* Begin *

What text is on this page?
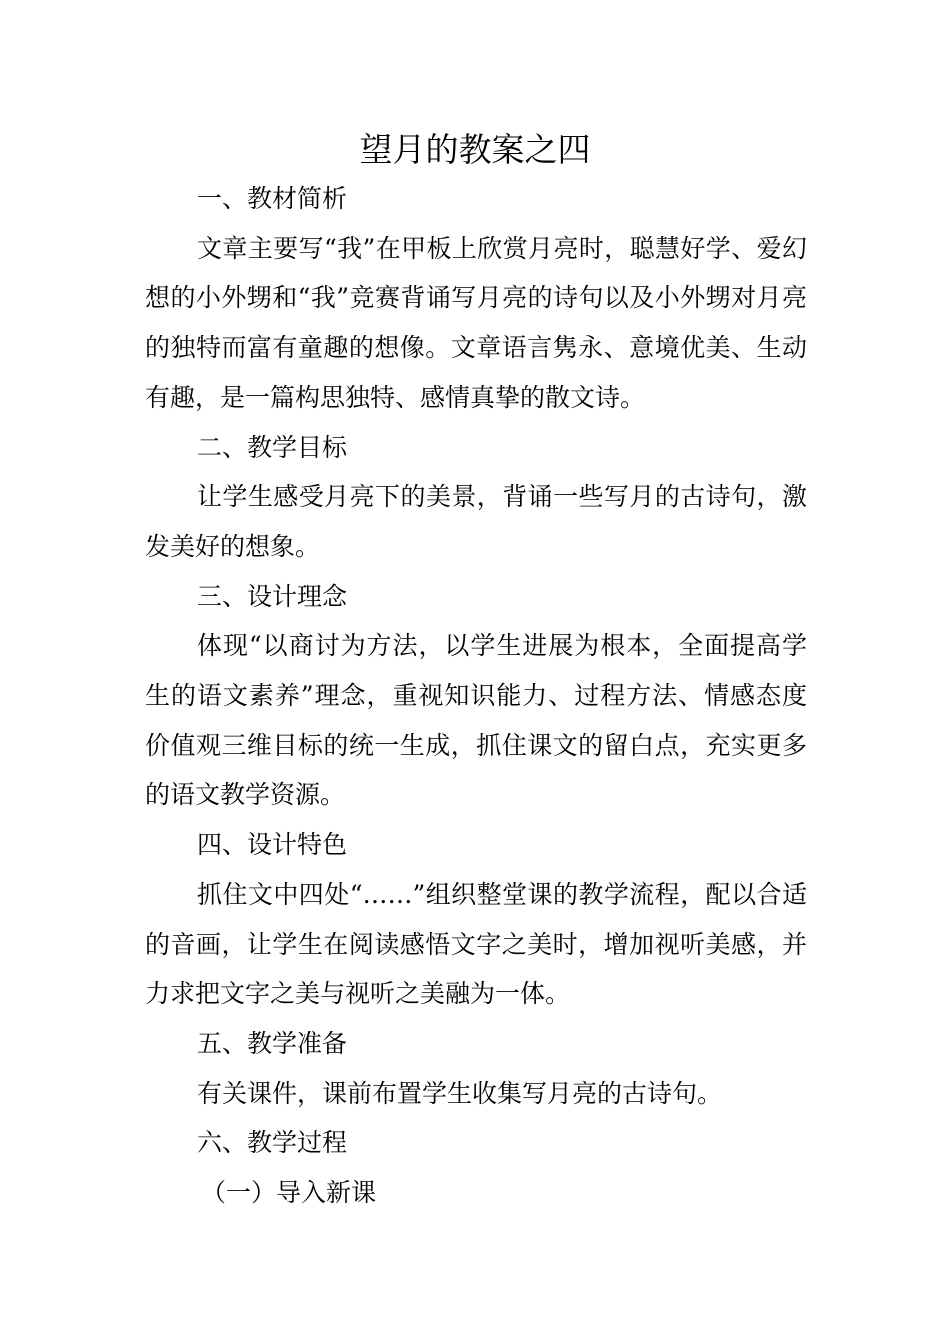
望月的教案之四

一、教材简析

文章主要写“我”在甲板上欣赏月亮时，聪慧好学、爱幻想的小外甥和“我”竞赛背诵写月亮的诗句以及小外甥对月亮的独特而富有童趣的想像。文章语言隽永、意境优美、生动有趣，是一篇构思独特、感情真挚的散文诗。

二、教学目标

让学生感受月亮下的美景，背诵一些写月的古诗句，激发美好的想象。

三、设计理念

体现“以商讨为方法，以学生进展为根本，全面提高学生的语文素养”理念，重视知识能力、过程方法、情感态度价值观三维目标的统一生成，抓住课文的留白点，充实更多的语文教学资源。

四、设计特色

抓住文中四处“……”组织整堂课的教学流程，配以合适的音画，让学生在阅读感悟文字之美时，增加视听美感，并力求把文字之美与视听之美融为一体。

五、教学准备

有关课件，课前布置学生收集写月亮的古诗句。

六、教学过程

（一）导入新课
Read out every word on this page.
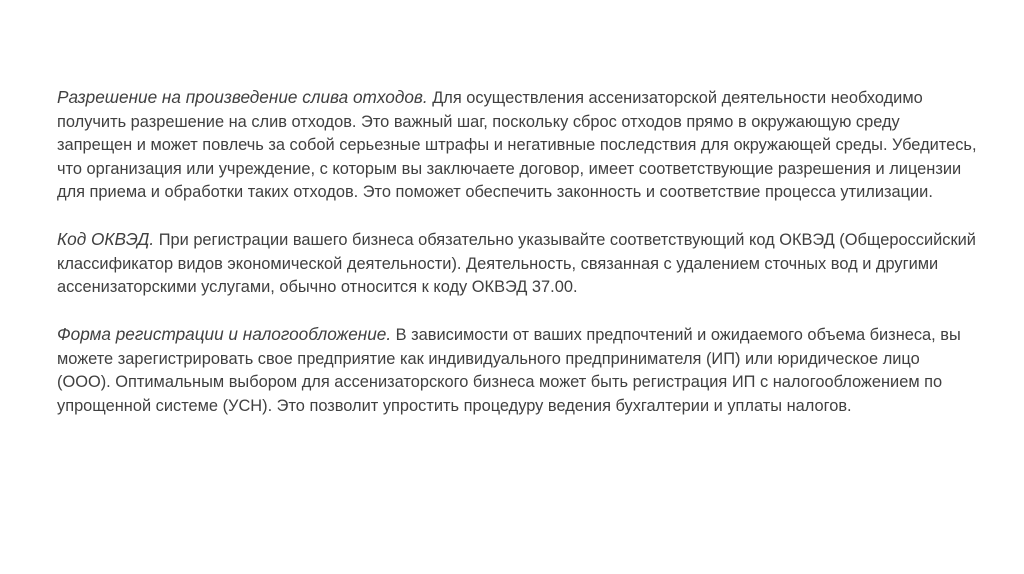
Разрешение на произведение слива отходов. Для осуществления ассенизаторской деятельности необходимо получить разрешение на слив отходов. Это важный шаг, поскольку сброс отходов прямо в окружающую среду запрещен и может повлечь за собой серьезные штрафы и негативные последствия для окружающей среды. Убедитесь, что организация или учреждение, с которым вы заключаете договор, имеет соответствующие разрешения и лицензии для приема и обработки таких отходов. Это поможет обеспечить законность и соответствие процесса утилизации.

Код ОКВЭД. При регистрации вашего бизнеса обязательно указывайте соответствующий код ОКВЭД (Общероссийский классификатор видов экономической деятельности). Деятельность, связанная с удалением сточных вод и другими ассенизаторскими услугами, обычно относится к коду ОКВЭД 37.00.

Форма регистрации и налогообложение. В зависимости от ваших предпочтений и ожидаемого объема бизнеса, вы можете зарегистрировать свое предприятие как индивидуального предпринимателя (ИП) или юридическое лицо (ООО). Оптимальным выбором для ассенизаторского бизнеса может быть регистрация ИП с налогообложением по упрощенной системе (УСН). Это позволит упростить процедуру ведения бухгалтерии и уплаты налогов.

* End *
* Begin *

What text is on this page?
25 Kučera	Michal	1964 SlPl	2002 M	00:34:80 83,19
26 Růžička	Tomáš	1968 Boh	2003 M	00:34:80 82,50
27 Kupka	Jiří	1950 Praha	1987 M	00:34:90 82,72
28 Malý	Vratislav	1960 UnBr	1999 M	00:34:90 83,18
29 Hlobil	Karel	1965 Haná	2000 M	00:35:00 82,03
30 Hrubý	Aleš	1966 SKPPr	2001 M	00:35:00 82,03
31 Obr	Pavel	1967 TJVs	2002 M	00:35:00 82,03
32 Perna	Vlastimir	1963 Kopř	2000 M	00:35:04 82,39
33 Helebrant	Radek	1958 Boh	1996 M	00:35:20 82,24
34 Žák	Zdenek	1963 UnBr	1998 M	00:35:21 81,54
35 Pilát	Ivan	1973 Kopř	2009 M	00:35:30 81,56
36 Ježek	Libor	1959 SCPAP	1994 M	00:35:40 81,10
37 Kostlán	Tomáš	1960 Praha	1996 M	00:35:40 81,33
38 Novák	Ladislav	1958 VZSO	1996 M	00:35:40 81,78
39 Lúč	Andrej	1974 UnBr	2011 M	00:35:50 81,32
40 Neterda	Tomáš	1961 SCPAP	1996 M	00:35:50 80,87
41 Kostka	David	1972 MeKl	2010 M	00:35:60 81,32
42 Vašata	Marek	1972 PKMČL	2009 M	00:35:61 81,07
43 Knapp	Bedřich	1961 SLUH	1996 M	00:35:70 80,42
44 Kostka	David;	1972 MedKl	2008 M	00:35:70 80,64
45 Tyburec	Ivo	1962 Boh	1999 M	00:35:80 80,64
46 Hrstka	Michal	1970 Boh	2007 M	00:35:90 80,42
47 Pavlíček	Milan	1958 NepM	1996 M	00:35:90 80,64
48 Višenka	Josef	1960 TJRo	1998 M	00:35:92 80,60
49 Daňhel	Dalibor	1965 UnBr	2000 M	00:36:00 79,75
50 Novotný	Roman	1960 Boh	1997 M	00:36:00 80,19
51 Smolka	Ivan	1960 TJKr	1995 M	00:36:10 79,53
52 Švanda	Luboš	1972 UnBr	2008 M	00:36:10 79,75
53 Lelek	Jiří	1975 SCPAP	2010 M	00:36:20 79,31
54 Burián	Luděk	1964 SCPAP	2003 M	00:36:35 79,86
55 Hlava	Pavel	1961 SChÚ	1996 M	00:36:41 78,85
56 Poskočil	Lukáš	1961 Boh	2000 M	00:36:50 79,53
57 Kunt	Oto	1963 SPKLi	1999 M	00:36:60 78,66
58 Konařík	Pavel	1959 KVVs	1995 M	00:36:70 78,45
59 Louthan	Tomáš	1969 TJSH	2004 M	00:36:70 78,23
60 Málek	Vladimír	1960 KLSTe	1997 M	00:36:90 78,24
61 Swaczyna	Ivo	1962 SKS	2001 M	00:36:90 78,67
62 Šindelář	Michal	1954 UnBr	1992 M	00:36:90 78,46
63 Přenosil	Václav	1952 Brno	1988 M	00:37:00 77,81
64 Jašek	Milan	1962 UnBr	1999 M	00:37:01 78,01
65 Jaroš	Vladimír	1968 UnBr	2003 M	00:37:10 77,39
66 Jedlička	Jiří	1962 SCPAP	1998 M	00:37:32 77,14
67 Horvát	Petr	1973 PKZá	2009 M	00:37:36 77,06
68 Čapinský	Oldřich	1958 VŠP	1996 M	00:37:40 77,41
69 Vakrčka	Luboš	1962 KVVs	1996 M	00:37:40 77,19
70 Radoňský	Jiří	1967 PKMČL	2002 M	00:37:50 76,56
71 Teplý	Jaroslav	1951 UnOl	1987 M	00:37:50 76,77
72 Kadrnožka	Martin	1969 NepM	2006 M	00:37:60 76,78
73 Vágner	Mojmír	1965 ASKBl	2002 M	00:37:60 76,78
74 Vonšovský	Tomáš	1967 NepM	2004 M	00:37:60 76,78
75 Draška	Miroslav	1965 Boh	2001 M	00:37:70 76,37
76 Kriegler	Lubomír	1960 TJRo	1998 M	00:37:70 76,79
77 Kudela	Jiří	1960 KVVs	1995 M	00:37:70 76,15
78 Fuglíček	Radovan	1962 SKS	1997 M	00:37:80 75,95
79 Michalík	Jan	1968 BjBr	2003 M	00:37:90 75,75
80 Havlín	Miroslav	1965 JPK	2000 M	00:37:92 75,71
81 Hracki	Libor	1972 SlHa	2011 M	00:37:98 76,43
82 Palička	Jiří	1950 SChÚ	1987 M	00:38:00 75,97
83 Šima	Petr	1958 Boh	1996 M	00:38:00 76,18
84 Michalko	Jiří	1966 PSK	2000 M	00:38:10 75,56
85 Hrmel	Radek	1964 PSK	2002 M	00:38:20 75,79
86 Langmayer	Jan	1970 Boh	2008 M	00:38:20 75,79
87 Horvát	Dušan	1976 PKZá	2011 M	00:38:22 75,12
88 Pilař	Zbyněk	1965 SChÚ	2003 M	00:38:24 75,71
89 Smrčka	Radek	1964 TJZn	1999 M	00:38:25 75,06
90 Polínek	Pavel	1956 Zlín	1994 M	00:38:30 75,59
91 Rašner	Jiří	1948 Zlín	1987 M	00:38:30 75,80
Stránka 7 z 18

* End *

◆ WRITTEN EXERCISE: Tally the lines of the listing in which the word "Petr" occurs, and state the total alone.

◆ SOLUTION TO THE PROBLEM: 2